[Stored items from a collection]
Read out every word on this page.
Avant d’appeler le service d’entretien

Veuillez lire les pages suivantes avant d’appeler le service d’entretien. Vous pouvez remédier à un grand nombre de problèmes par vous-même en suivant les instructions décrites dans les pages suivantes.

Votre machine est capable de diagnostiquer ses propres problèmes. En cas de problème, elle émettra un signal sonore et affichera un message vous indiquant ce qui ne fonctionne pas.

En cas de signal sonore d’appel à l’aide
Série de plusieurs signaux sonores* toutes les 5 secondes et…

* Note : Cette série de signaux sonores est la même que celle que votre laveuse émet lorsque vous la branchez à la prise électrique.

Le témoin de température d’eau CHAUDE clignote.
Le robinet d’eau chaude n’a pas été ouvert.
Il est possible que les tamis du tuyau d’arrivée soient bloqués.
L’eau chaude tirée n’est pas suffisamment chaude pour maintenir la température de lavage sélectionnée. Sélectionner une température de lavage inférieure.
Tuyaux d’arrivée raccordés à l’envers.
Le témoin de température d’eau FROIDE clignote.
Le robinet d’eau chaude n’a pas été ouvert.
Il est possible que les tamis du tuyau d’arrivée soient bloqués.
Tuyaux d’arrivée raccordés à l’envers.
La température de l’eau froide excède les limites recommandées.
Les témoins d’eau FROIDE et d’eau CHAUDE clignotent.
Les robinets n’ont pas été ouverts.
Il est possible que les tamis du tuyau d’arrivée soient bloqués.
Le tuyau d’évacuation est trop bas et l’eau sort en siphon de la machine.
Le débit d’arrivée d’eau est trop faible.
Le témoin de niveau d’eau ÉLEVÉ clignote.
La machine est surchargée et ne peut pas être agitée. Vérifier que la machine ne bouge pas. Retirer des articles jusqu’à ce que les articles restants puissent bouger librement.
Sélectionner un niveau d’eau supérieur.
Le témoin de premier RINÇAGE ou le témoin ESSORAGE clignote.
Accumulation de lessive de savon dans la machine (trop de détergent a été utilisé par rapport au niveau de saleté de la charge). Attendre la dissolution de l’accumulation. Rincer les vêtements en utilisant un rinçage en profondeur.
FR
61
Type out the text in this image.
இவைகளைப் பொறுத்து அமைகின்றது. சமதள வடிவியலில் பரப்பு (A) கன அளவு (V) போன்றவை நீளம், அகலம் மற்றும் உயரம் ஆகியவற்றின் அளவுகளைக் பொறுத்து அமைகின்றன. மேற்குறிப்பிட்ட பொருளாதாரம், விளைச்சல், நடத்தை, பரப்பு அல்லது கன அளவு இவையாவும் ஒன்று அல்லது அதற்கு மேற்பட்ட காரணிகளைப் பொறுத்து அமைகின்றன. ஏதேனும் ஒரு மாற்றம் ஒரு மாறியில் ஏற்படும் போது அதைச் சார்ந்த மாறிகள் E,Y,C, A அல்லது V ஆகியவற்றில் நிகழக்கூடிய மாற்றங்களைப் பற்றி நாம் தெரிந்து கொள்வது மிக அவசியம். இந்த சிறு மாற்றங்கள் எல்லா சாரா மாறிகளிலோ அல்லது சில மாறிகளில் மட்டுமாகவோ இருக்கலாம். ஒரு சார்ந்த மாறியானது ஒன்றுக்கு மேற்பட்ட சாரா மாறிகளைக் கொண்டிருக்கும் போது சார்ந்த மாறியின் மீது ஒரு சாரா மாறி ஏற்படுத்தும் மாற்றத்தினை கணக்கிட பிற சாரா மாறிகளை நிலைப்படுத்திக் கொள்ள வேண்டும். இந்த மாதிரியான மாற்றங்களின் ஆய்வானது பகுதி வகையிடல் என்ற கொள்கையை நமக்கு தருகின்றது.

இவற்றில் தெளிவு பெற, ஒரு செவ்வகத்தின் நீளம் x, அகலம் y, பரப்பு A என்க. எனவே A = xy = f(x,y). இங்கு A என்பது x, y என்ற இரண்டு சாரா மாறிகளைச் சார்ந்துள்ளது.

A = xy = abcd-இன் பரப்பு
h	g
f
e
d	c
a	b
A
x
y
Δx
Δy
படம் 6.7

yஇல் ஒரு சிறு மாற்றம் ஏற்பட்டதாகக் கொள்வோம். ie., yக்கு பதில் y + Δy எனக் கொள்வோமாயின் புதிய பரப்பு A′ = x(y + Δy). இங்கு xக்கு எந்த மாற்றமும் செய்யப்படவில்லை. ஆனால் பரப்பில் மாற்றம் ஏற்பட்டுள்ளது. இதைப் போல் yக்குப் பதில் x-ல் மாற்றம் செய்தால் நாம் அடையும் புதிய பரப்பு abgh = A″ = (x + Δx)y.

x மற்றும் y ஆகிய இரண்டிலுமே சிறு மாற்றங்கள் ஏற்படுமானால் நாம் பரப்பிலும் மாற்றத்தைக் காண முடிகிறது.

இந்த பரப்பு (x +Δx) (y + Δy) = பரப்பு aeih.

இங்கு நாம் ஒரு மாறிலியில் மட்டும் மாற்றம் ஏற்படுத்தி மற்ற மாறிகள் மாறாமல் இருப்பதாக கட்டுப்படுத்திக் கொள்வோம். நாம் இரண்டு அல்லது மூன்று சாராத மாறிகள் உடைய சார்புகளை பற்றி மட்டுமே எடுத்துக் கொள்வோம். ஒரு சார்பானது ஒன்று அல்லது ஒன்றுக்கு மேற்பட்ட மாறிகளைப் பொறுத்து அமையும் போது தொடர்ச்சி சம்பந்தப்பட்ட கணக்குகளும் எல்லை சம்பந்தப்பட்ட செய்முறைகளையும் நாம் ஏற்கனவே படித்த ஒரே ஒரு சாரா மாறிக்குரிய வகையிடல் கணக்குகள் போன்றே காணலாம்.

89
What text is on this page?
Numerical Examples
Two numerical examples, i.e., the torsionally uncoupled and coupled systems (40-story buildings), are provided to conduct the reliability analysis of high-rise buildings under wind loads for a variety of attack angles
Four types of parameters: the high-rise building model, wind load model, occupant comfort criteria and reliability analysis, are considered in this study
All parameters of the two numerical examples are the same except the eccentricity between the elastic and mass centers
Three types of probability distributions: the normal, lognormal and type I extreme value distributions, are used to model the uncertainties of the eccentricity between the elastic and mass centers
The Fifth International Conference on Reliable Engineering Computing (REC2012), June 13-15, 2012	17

AIM:
Show all lines in the entries above where the word "sonores" appears.

SOLUTION FOR THIS EXERCISE:
Série de plusieurs signaux sonores* toutes les 5 secondes et…
* Note : Cette série de signaux sonores est la même que celle que votre laveuse émet lorsque vous la branchez à la prise électrique.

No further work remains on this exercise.